PROBLEM DETAILS: Repeat the listing in full, exactly as it stands.

* BEGIN MATERIAL FOR THE TASK *

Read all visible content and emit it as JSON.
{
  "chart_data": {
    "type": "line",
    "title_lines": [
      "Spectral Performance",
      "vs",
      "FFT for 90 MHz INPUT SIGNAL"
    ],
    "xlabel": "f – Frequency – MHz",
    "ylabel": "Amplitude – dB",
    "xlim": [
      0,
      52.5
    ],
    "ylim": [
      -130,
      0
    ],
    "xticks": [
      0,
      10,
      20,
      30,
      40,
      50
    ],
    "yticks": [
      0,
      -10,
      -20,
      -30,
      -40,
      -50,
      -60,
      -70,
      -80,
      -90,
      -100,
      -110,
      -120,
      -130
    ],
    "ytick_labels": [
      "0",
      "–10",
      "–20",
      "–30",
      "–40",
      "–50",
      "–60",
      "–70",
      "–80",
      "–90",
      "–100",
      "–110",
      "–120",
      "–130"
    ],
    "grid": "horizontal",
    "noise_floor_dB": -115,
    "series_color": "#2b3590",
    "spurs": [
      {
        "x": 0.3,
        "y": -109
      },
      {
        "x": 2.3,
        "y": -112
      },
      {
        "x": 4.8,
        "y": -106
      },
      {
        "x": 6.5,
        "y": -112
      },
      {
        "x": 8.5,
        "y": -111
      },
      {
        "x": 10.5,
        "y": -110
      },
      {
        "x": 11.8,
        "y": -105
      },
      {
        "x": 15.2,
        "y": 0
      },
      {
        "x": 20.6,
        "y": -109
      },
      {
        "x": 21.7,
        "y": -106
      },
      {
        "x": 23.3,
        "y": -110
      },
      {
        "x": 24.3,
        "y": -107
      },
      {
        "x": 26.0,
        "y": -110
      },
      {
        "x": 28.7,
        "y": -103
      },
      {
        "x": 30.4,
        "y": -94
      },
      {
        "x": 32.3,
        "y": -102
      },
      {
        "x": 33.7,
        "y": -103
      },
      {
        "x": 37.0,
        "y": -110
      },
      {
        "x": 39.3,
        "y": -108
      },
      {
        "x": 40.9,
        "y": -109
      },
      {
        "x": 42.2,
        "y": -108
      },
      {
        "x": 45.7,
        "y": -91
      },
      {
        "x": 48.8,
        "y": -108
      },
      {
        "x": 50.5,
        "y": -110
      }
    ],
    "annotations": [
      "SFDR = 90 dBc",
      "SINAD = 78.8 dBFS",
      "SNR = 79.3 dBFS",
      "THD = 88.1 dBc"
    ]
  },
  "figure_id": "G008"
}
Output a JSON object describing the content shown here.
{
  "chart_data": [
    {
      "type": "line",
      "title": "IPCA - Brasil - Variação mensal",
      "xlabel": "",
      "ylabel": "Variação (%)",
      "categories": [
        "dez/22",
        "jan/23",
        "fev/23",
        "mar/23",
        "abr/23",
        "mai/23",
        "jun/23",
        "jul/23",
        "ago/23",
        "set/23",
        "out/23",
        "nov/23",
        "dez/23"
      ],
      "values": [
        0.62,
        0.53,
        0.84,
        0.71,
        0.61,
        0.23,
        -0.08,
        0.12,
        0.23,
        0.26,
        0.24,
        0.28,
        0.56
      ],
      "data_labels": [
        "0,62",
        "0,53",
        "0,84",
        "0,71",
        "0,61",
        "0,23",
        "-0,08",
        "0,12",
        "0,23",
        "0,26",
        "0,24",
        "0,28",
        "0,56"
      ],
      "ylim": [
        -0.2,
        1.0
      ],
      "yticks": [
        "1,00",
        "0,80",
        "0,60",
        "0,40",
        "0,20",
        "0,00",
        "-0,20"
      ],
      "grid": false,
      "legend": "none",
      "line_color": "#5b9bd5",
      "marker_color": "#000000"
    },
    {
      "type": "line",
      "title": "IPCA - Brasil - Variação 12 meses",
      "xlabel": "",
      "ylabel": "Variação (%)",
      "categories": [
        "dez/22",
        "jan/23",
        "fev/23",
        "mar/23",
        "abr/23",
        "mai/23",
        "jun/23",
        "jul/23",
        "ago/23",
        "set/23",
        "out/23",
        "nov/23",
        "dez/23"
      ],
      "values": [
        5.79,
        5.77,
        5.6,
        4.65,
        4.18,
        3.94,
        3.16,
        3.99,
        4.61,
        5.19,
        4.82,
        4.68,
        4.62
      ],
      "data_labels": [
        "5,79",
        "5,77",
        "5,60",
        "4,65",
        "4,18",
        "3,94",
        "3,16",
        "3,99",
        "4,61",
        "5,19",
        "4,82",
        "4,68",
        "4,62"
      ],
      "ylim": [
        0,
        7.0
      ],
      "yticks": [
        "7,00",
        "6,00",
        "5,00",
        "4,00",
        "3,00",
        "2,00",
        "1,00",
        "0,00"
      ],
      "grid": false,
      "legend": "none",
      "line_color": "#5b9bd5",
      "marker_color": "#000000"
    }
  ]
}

* END MATERIAL FOR THE TASK *

COMPLETED EXERCISE:
Read all visible content and emit it as JSON.
{
  "chart_data": {
    "type": "line",
    "title_lines": [
      "Spectral Performance",
      "vs",
      "FFT for 90 MHz INPUT SIGNAL"
    ],
    "xlabel": "f – Frequency – MHz",
    "ylabel": "Amplitude – dB",
    "xlim": [
      0,
      52.5
    ],
    "ylim": [
      -130,
      0
    ],
    "xticks": [
      0,
      10,
      20,
      30,
      40,
      50
    ],
    "yticks": [
      0,
      -10,
      -20,
      -30,
      -40,
      -50,
      -60,
      -70,
      -80,
      -90,
      -100,
      -110,
      -120,
      -130
    ],
    "ytick_labels": [
      "0",
      "–10",
      "–20",
      "–30",
      "–40",
      "–50",
      "–60",
      "–70",
      "–80",
      "–90",
      "–100",
      "–110",
      "–120",
      "–130"
    ],
    "grid": "horizontal",
    "noise_floor_dB": -115,
    "series_color": "#2b3590",
    "spurs": [
      {
        "x": 0.3,
        "y": -109
      },
      {
        "x": 2.3,
        "y": -112
      },
      {
        "x": 4.8,
        "y": -106
      },
      {
        "x": 6.5,
        "y": -112
      },
      {
        "x": 8.5,
        "y": -111
      },
      {
        "x": 10.5,
        "y": -110
      },
      {
        "x": 11.8,
        "y": -105
      },
      {
        "x": 15.2,
        "y": 0
      },
      {
        "x": 20.6,
        "y": -109
      },
      {
        "x": 21.7,
        "y": -106
      },
      {
        "x": 23.3,
        "y": -110
      },
      {
        "x": 24.3,
        "y": -107
      },
      {
        "x": 26.0,
        "y": -110
      },
      {
        "x": 28.7,
        "y": -103
      },
      {
        "x": 30.4,
        "y": -94
      },
      {
        "x": 32.3,
        "y": -102
      },
      {
        "x": 33.7,
        "y": -103
      },
      {
        "x": 37.0,
        "y": -110
      },
      {
        "x": 39.3,
        "y": -108
      },
      {
        "x": 40.9,
        "y": -109
      },
      {
        "x": 42.2,
        "y": -108
      },
      {
        "x": 45.7,
        "y": -91
      },
      {
        "x": 48.8,
        "y": -108
      },
      {
        "x": 50.5,
        "y": -110
      }
    ],
    "annotations": [
      "SFDR = 90 dBc",
      "SINAD = 78.8 dBFS",
      "SNR = 79.3 dBFS",
      "THD = 88.1 dBc"
    ]
  },
  "figure_id": "G008"
}
Output a JSON object describing the content shown here.
{
  "chart_data": [
    {
      "type": "line",
      "title": "IPCA - Brasil - Variação mensal",
      "xlabel": "",
      "ylabel": "Variação (%)",
      "categories": [
        "dez/22",
        "jan/23",
        "fev/23",
        "mar/23",
        "abr/23",
        "mai/23",
        "jun/23",
        "jul/23",
        "ago/23",
        "set/23",
        "out/23",
        "nov/23",
        "dez/23"
      ],
      "values": [
        0.62,
        0.53,
        0.84,
        0.71,
        0.61,
        0.23,
        -0.08,
        0.12,
        0.23,
        0.26,
        0.24,
        0.28,
        0.56
      ],
      "data_labels": [
        "0,62",
        "0,53",
        "0,84",
        "0,71",
        "0,61",
        "0,23",
        "-0,08",
        "0,12",
        "0,23",
        "0,26",
        "0,24",
        "0,28",
        "0,56"
      ],
      "ylim": [
        -0.2,
        1.0
      ],
      "yticks": [
        "1,00",
        "0,80",
        "0,60",
        "0,40",
        "0,20",
        "0,00",
        "-0,20"
      ],
      "grid": false,
      "legend": "none",
      "line_color": "#5b9bd5",
      "marker_color": "#000000"
    },
    {
      "type": "line",
      "title": "IPCA - Brasil - Variação 12 meses",
      "xlabel": "",
      "ylabel": "Variação (%)",
      "categories": [
        "dez/22",
        "jan/23",
        "fev/23",
        "mar/23",
        "abr/23",
        "mai/23",
        "jun/23",
        "jul/23",
        "ago/23",
        "set/23",
        "out/23",
        "nov/23",
        "dez/23"
      ],
      "values": [
        5.79,
        5.77,
        5.6,
        4.65,
        4.18,
        3.94,
        3.16,
        3.99,
        4.61,
        5.19,
        4.82,
        4.68,
        4.62
      ],
      "data_labels": [
        "5,79",
        "5,77",
        "5,60",
        "4,65",
        "4,18",
        "3,94",
        "3,16",
        "3,99",
        "4,61",
        "5,19",
        "4,82",
        "4,68",
        "4,62"
      ],
      "ylim": [
        0,
        7.0
      ],
      "yticks": [
        "7,00",
        "6,00",
        "5,00",
        "4,00",
        "3,00",
        "2,00",
        "1,00",
        "0,00"
      ],
      "grid": false,
      "legend": "none",
      "line_color": "#5b9bd5",
      "marker_color": "#000000"
    }
  ]
}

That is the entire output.